■ **WRITTEN EXERCISE**: Output every line of the material exactly, omitting images.

■ **Records contained in a dataset**:
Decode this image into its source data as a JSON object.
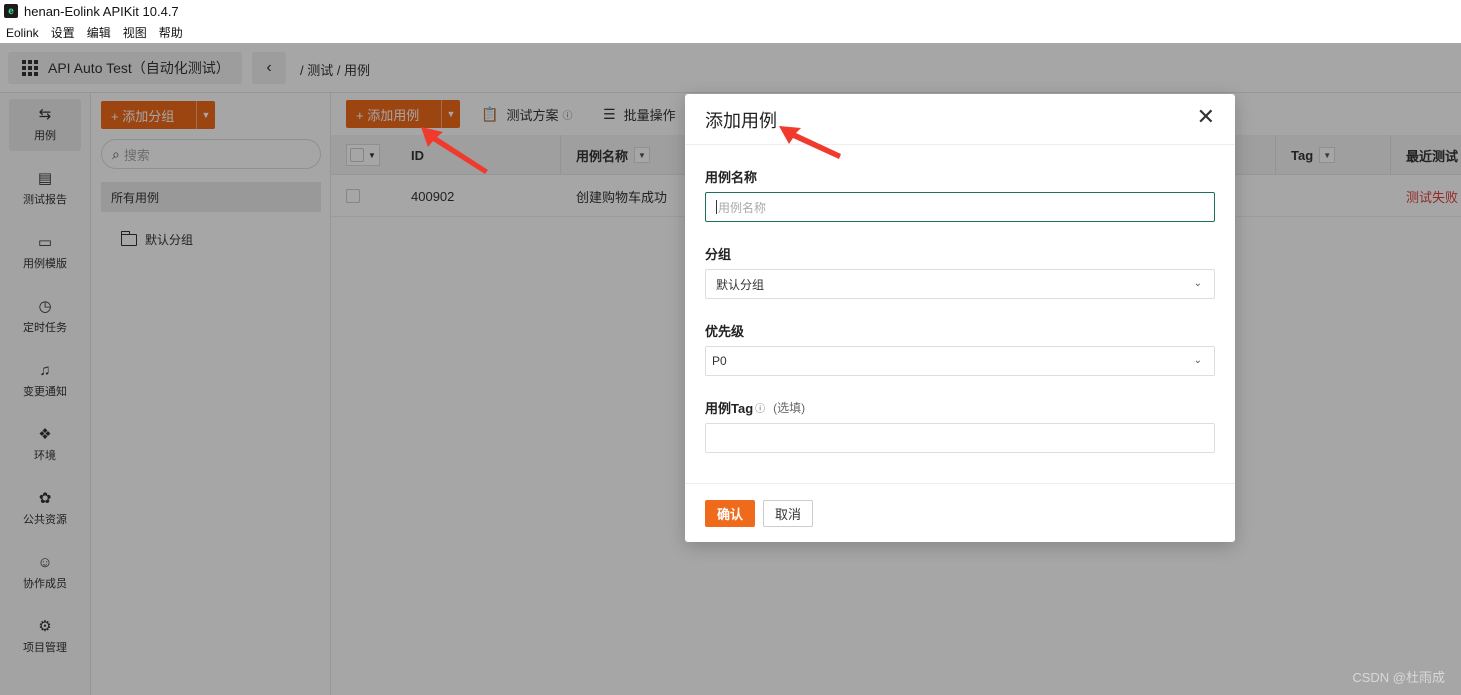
{
  "window": {
    "title": "henan-Eolink APIKit 10.4.7",
    "logo_glyph": "e"
  },
  "menu": [
    "Eolink",
    "设置",
    "编辑",
    "视图",
    "帮助"
  ],
  "topbar": {
    "project_name": "API Auto Test（自动化测试）",
    "back_glyph": "‹",
    "breadcrumb": "/ 测试 / 用例"
  },
  "sidebar": {
    "items": [
      {
        "label": "用例",
        "icon": "⇆",
        "active": true
      },
      {
        "label": "测试报告",
        "icon": "▤"
      },
      {
        "label": "用例模版",
        "icon": "▭"
      },
      {
        "label": "定时任务",
        "icon": "◷"
      },
      {
        "label": "变更通知",
        "icon": "♫"
      },
      {
        "label": "环境",
        "icon": "❖"
      },
      {
        "label": "公共资源",
        "icon": "✿"
      },
      {
        "label": "协作成员",
        "icon": "☺"
      },
      {
        "label": "项目管理",
        "icon": "⚙"
      }
    ]
  },
  "groups": {
    "add_button": "+ 添加分组",
    "search_placeholder": "搜索",
    "all_cases": "所有用例",
    "default_group": "默认分组"
  },
  "toolbar": {
    "add_case": "+ 添加用例",
    "test_plan": "测试方案",
    "test_plan_info": "ⓘ",
    "batch_ops": "批量操作"
  },
  "table": {
    "headers": {
      "id": "ID",
      "name": "用例名称",
      "tag": "Tag",
      "last_test": "最近测试"
    },
    "rows": [
      {
        "id": "400902",
        "name": "创建购物车成功",
        "last_test": "测试失败"
      }
    ]
  },
  "modal": {
    "title": "添加用例",
    "close_glyph": "✕",
    "fields": {
      "name_label": "用例名称",
      "name_placeholder": "用例名称",
      "name_value": "",
      "group_label": "分组",
      "group_value": "默认分组",
      "priority_label": "优先级",
      "priority_value": "P0",
      "tag_label": "用例Tag",
      "tag_info": "ⓘ",
      "tag_optional": "(选填)",
      "tag_value": ""
    },
    "confirm": "确认",
    "cancel": "取消"
  },
  "watermark": "CSDN @杜雨成",
  "colors": {
    "accent": "#f06a1b",
    "focus_border": "#1f6f5c",
    "fail": "#e43f3f",
    "annotation": "#f03a2e"
  }
}
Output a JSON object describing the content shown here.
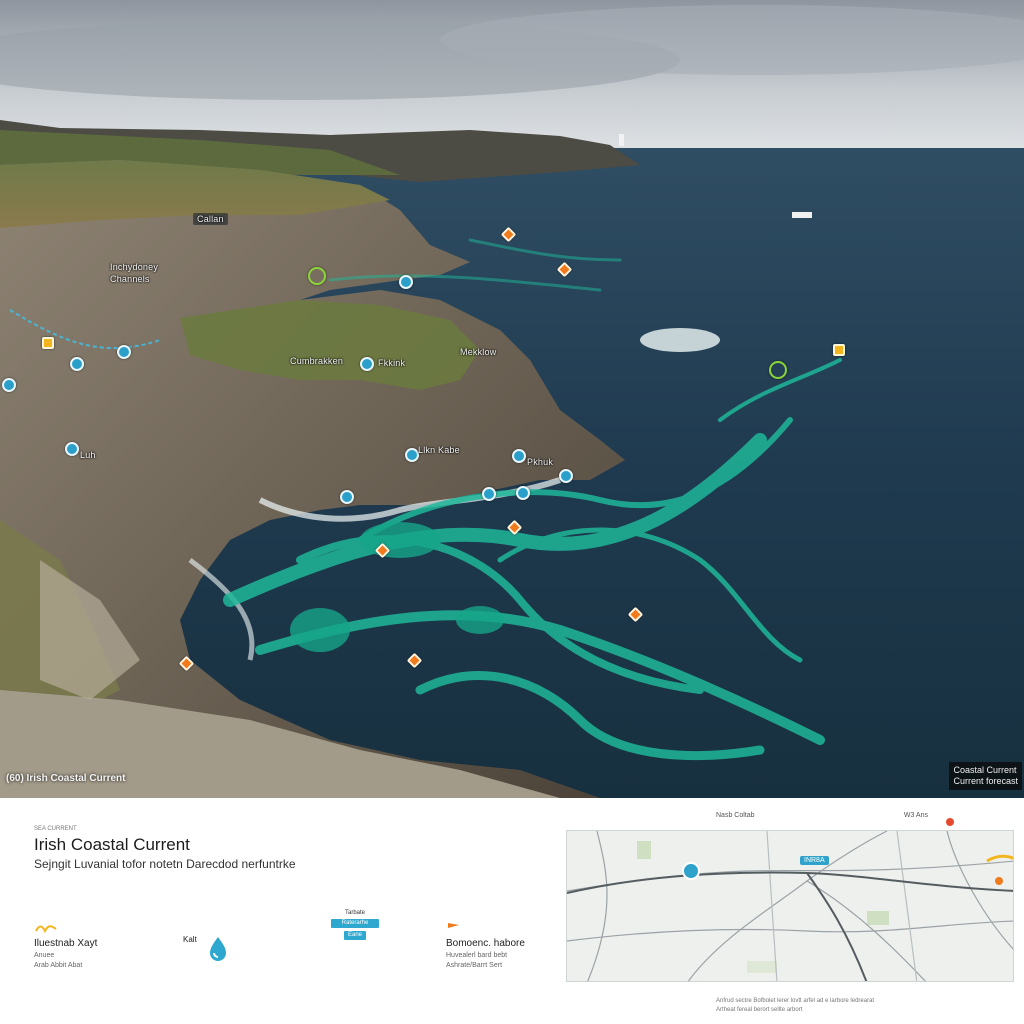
{
  "hero": {
    "caption_left": "(60) Irish Coastal Current",
    "caption_right_line1": "Coastal Current",
    "caption_right_line2": "Current forecast",
    "labels": {
      "cliff_top": "Callan",
      "headland_left": "Inchydoney",
      "headland_left_sub": "Channels",
      "mid_cliff": "Cumbrakken",
      "mid_cliff_2": "Fkkink",
      "mid_cliff_3": "Mekklow",
      "lower_cliff": "Luh",
      "lower_cliff_2": "Llkn Kabe",
      "point": "Pkhuk"
    }
  },
  "panel": {
    "tag": "SEA CURRENT",
    "title": "Irish Coastal Current",
    "subtitle": "Sejngit Luvanial tofor notetn Darecdod nerfuntrke",
    "stat1_label": "Iluestnab Xayt",
    "stat1_small": "Anuee",
    "stat1_small2": "Arab Abbit Abat",
    "stat2_label": "Kalt",
    "legend_title": "Tarbate",
    "legend_chip1": "Raterarhe",
    "legend_chip2": "Eane",
    "stat3_label": "Bomoenc. habore",
    "stat3_small": "Huvealerl bard bebt",
    "stat3_small2": "Ashrate/Barrt Sert"
  },
  "map": {
    "header_left": "Nasb Coltab",
    "header_right": "W3 Ans",
    "callout": "INR8A",
    "footer_line1": "Anfrud sectre Bofbolet lerer lovtt arfel ad e larbore ledrearat",
    "footer_line2": "Artheat fereal berort sellte arbort"
  },
  "colors": {
    "sea_deep": "#1f3a4f",
    "current_teal": "#1fb79a",
    "marker_blue": "#2a9fc9",
    "marker_orange": "#f07a1c",
    "marker_yellow": "#f2b51d",
    "map_accent": "#2fa3cb"
  }
}
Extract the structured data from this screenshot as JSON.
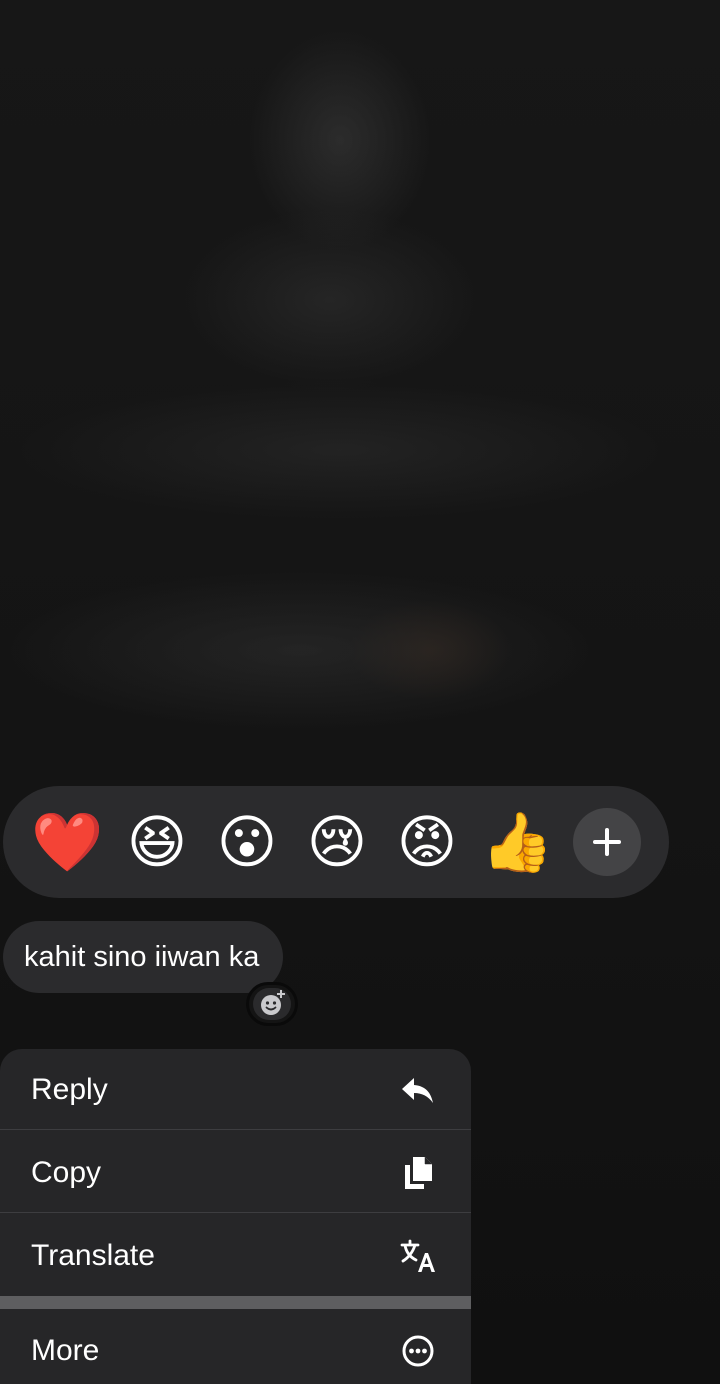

■ **EXERCISE ANSWER**:
Decode this image into its source data as a JSON object.
{
  "window": {
    "title": "henan-Eolink APIKit 10.4.7",
    "logo_glyph": "e"
  },
  "menu": [
    "Eolink",
    "设置",
    "编辑",
    "视图",
    "帮助"
  ],
  "topbar": {
    "project_name": "API Auto Test（自动化测试）",
    "back_glyph": "‹",
    "breadcrumb": "/ 测试 / 用例"
  },
  "sidebar": {
    "items": [
      {
        "label": "用例",
        "icon": "⇆",
        "active": true
      },
      {
        "label": "测试报告",
        "icon": "▤"
      },
      {
        "label": "用例模版",
        "icon": "▭"
      },
      {
        "label": "定时任务",
        "icon": "◷"
      },
      {
        "label": "变更通知",
        "icon": "♫"
      },
      {
        "label": "环境",
        "icon": "❖"
      },
      {
        "label": "公共资源",
        "icon": "✿"
      },
      {
        "label": "协作成员",
        "icon": "☺"
      },
      {
        "label": "项目管理",
        "icon": "⚙"
      }
    ]
  },
  "groups": {
    "add_button": "+ 添加分组",
    "search_placeholder": "搜索",
    "all_cases": "所有用例",
    "default_group": "默认分组"
  },
  "toolbar": {
    "add_case": "+ 添加用例",
    "test_plan": "测试方案",
    "test_plan_info": "ⓘ",
    "batch_ops": "批量操作"
  },
  "table": {
    "headers": {
      "id": "ID",
      "name": "用例名称",
      "tag": "Tag",
      "last_test": "最近测试"
    },
    "rows": [
      {
        "id": "400902",
        "name": "创建购物车成功",
        "last_test": "测试失败"
      }
    ]
  },
  "modal": {
    "title": "添加用例",
    "close_glyph": "✕",
    "fields": {
      "name_label": "用例名称",
      "name_placeholder": "用例名称",
      "name_value": "",
      "group_label": "分组",
      "group_value": "默认分组",
      "priority_label": "优先级",
      "priority_value": "P0",
      "tag_label": "用例Tag",
      "tag_info": "ⓘ",
      "tag_optional": "(选填)",
      "tag_value": ""
    },
    "confirm": "确认",
    "cancel": "取消"
  },
  "watermark": "CSDN @杜雨成",
  "colors": {
    "accent": "#f06a1b",
    "focus_border": "#1f6f5c",
    "fail": "#e43f3f",
    "annotation": "#f03a2e"
  }
}
Output a JSON object describing the content shown here.
{
  "hero": {
    "caption_left": "(60) Irish Coastal Current",
    "caption_right_line1": "Coastal Current",
    "caption_right_line2": "Current forecast",
    "labels": {
      "cliff_top": "Callan",
      "headland_left": "Inchydoney",
      "headland_left_sub": "Channels",
      "mid_cliff": "Cumbrakken",
      "mid_cliff_2": "Fkkink",
      "mid_cliff_3": "Mekklow",
      "lower_cliff": "Luh",
      "lower_cliff_2": "Llkn Kabe",
      "point": "Pkhuk"
    }
  },
  "panel": {
    "tag": "SEA CURRENT",
    "title": "Irish Coastal Current",
    "subtitle": "Sejngit Luvanial tofor notetn Darecdod nerfuntrke",
    "stat1_label": "Iluestnab Xayt",
    "stat1_small": "Anuee",
    "stat1_small2": "Arab Abbit Abat",
    "stat2_label": "Kalt",
    "legend_title": "Tarbate",
    "legend_chip1": "Raterarhe",
    "legend_chip2": "Eane",
    "stat3_label": "Bomoenc. habore",
    "stat3_small": "Huvealerl bard bebt",
    "stat3_small2": "Ashrate/Barrt Sert"
  },
  "map": {
    "header_left": "Nasb Coltab",
    "header_right": "W3 Ans",
    "callout": "INR8A",
    "footer_line1": "Anfrud sectre Bofbolet lerer lovtt arfel ad e larbore ledrearat",
    "footer_line2": "Artheat fereal berort sellte arbort"
  },
  "colors": {
    "sea_deep": "#1f3a4f",
    "current_teal": "#1fb79a",
    "marker_blue": "#2a9fc9",
    "marker_orange": "#f07a1c",
    "marker_yellow": "#f2b51d",
    "map_accent": "#2fa3cb"
  }
}
Extract the structured data from this screenshot as JSON.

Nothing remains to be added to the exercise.